● Objective:
Write out every entry word for word.

(Data extracted from a collection)

|---|

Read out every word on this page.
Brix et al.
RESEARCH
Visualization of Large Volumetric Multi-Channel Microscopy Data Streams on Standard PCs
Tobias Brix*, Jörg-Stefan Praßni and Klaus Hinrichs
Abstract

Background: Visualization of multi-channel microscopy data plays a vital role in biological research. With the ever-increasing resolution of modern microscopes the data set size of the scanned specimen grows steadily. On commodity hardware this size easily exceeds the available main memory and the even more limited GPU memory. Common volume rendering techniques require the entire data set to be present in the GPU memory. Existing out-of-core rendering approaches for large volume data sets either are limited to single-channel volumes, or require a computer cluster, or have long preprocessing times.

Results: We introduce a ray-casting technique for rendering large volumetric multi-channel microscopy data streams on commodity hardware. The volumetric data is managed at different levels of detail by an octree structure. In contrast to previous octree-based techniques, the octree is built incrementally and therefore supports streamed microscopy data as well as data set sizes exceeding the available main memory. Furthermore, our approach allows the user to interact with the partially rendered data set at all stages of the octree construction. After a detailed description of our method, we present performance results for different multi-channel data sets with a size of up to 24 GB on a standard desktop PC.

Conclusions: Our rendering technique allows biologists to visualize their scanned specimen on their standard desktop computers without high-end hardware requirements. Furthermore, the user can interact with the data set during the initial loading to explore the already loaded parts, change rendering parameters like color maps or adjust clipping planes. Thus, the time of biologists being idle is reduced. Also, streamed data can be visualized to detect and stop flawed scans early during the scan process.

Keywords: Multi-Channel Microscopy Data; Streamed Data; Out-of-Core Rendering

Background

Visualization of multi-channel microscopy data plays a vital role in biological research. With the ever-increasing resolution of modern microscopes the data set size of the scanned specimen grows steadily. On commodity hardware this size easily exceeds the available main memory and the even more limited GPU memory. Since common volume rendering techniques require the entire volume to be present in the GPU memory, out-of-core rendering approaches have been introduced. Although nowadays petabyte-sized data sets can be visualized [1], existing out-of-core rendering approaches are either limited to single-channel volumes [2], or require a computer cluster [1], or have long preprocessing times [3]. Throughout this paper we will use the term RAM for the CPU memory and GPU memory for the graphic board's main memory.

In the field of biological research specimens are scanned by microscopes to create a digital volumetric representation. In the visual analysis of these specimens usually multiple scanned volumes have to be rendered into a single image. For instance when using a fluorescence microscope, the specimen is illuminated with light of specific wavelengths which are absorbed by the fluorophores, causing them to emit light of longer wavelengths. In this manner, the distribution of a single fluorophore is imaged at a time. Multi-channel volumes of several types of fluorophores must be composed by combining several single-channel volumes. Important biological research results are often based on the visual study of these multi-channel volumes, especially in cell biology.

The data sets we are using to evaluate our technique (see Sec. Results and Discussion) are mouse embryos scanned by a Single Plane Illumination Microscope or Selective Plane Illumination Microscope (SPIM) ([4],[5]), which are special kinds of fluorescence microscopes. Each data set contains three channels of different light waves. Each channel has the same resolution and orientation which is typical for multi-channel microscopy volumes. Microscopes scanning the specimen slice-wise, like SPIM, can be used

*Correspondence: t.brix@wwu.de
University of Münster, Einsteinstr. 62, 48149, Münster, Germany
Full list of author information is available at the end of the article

|---|

● The response:
Read out every word on this page.
Brix et al.
RESEARCH
Visualization of Large Volumetric Multi-Channel Microscopy Data Streams on Standard PCs
Tobias Brix*, Jörg-Stefan Praßni and Klaus Hinrichs
Abstract

Background: Visualization of multi-channel microscopy data plays a vital role in biological research. With the ever-increasing resolution of modern microscopes the data set size of the scanned specimen grows steadily. On commodity hardware this size easily exceeds the available main memory and the even more limited GPU memory. Common volume rendering techniques require the entire data set to be present in the GPU memory. Existing out-of-core rendering approaches for large volume data sets either are limited to single-channel volumes, or require a computer cluster, or have long preprocessing times.

Results: We introduce a ray-casting technique for rendering large volumetric multi-channel microscopy data streams on commodity hardware. The volumetric data is managed at different levels of detail by an octree structure. In contrast to previous octree-based techniques, the octree is built incrementally and therefore supports streamed microscopy data as well as data set sizes exceeding the available main memory. Furthermore, our approach allows the user to interact with the partially rendered data set at all stages of the octree construction. After a detailed description of our method, we present performance results for different multi-channel data sets with a size of up to 24 GB on a standard desktop PC.

Conclusions: Our rendering technique allows biologists to visualize their scanned specimen on their standard desktop computers without high-end hardware requirements. Furthermore, the user can interact with the data set during the initial loading to explore the already loaded parts, change rendering parameters like color maps or adjust clipping planes. Thus, the time of biologists being idle is reduced. Also, streamed data can be visualized to detect and stop flawed scans early during the scan process.

Keywords: Multi-Channel Microscopy Data; Streamed Data; Out-of-Core Rendering

Background

Visualization of multi-channel microscopy data plays a vital role in biological research. With the ever-increasing resolution of modern microscopes the data set size of the scanned specimen grows steadily. On commodity hardware this size easily exceeds the available main memory and the even more limited GPU memory. Since common volume rendering techniques require the entire volume to be present in the GPU memory, out-of-core rendering approaches have been introduced. Although nowadays petabyte-sized data sets can be visualized [1], existing out-of-core rendering approaches are either limited to single-channel volumes [2], or require a computer cluster [1], or have long preprocessing times [3]. Throughout this paper we will use the term RAM for the CPU memory and GPU memory for the graphic board's main memory.

In the field of biological research specimens are scanned by microscopes to create a digital volumetric representation. In the visual analysis of these specimens usually multiple scanned volumes have to be rendered into a single image. For instance when using a fluorescence microscope, the specimen is illuminated with light of specific wavelengths which are absorbed by the fluorophores, causing them to emit light of longer wavelengths. In this manner, the distribution of a single fluorophore is imaged at a time. Multi-channel volumes of several types of fluorophores must be composed by combining several single-channel volumes. Important biological research results are often based on the visual study of these multi-channel volumes, especially in cell biology.

The data sets we are using to evaluate our technique (see Sec. Results and Discussion) are mouse embryos scanned by a Single Plane Illumination Microscope or Selective Plane Illumination Microscope (SPIM) ([4],[5]), which are special kinds of fluorescence microscopes. Each data set contains three channels of different light waves. Each channel has the same resolution and orientation which is typical for multi-channel microscopy volumes. Microscopes scanning the specimen slice-wise, like SPIM, can be used

*Correspondence: t.brix@wwu.de
University of Münster, Einsteinstr. 62, 48149, Münster, Germany
Full list of author information is available at the end of the article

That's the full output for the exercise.